Extrait du document:

Mais finalement, il reste quelque chose que les humains sont incapables de maîtriser, même en faisant des efforts: leur curiosité. Les Suzerains n'ont jamais été vus par quiconque, ils refusent de se montrer. Pourquoi? Que cachent-ils. L'humain est un être qui ne peut accepter cette zone d'ombre.

Je ne vous en raconte pas plus. Vous voyez déjà que le point de départ est captivant, que la trame se tient, c'est "épais", il y a du matériau pour mener des extrapolations assez riches et je peux vous dire que le lecteur n'est pas déçu. La chose qui m'a frappée dans ce roman (à part le fait que l'idée était excellente), c'est le rythme. On n'est pas dans le récit speedé que l'on trouve le plus souvent aujourd'hui. Ce n'est pas lent non plus, mais c'est "posé". Clarke prend le temps de raconter son histoire, de préciser les divers arrière-plans et d'envisager des péripéties. Il écrit dans le confortable. Il prend son temps pour que son histoire, ample et riche, soit bien traitée et exploitée. J'ai aimé cette façon de faire. On attend parfois un moment (comme pour savoir à quoi ressemblent les Suzerains), mais on est jamais déçu, comme je vous le disais, le fond est toujours à la hauteur des espérances du lecteur. J'ai apprécié la précision du monde utopique auquel Clarke donne vie. Il ne lésine pas sur les détails, mais bon, ce n'est pas gênant. Il n'hésite pas non plus à évoquer de grands problèmes comme la création artistique, la sociologie, la philo ou la psychologie. Et tout est intelligent et intéressant, tandis qu'un coin de notre cerveau continue à se demander où vont nous conduire les Suzerains...

Travail demandé:
1) Comment traduire en anglais cette phrase de la critique du roman de Clarke : « Clarke prend le temps de raconter son histoire, de préciser les divers arrière-plans et d'envisager des péripéties. » ?
2) D'après la critique du roman de Clarke, que les humains sont-ils incapables de maîtriser, même en faisant des efforts ?

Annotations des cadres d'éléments
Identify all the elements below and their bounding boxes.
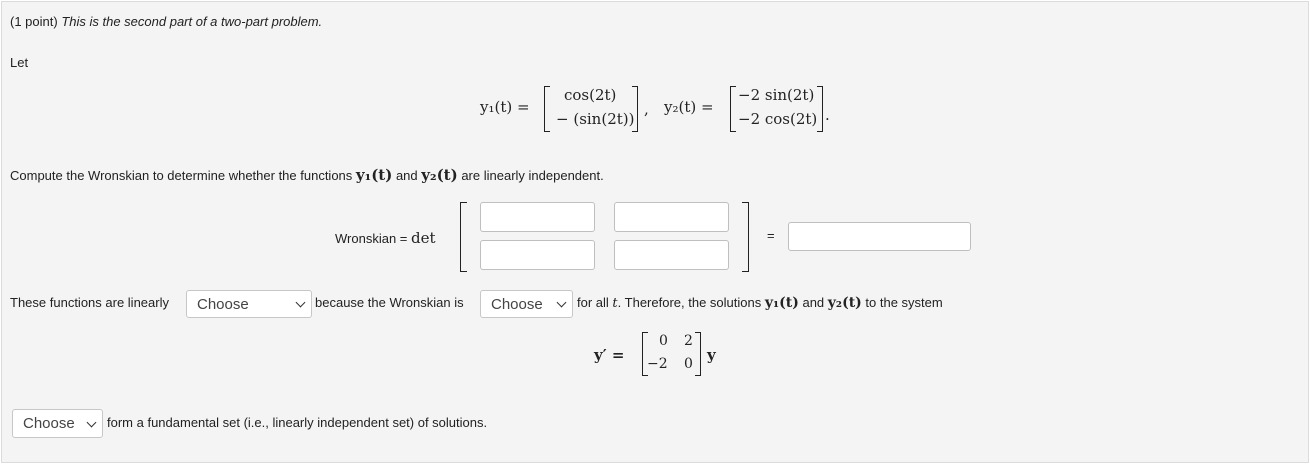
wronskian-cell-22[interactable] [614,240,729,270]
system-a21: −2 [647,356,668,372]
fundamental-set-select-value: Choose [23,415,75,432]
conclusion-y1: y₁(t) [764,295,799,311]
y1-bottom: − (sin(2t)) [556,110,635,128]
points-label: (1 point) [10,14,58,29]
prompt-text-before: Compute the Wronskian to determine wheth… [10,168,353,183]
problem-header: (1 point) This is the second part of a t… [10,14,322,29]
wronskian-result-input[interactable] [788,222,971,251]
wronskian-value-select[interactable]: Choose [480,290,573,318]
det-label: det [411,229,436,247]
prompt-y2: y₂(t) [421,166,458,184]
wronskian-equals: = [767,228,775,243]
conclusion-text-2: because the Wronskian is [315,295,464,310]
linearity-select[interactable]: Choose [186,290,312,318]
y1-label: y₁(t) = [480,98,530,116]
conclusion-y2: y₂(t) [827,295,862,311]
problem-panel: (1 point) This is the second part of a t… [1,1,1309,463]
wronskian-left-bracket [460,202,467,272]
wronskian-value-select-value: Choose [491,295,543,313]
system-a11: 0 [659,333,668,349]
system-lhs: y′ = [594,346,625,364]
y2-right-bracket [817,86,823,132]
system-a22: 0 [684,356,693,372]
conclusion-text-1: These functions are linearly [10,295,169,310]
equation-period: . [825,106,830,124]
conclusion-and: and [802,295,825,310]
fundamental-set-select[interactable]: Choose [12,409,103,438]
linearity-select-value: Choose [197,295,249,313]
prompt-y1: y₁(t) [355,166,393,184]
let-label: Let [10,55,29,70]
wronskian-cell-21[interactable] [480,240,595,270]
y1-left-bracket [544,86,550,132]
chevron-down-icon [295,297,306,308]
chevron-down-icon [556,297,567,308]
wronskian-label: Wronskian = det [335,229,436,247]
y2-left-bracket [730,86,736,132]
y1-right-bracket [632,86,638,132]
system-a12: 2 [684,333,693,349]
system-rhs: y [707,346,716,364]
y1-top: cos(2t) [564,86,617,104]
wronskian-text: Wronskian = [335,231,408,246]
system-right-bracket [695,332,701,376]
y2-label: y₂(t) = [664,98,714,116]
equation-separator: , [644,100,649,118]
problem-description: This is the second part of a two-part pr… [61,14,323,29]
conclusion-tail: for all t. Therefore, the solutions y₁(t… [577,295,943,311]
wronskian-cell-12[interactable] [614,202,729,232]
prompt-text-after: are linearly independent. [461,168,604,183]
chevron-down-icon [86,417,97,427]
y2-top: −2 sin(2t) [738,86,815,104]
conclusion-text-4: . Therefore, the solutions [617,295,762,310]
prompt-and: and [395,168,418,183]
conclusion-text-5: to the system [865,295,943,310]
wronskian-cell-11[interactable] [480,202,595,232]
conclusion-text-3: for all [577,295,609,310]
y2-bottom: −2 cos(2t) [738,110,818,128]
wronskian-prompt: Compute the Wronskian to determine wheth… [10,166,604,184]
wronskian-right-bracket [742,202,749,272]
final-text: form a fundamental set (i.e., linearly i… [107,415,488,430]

Solutions par tâche:
1) Clarke takes the time to tell his story, to spell out the various backgrounds, and to consider plot twists.

2) Leur curiosité.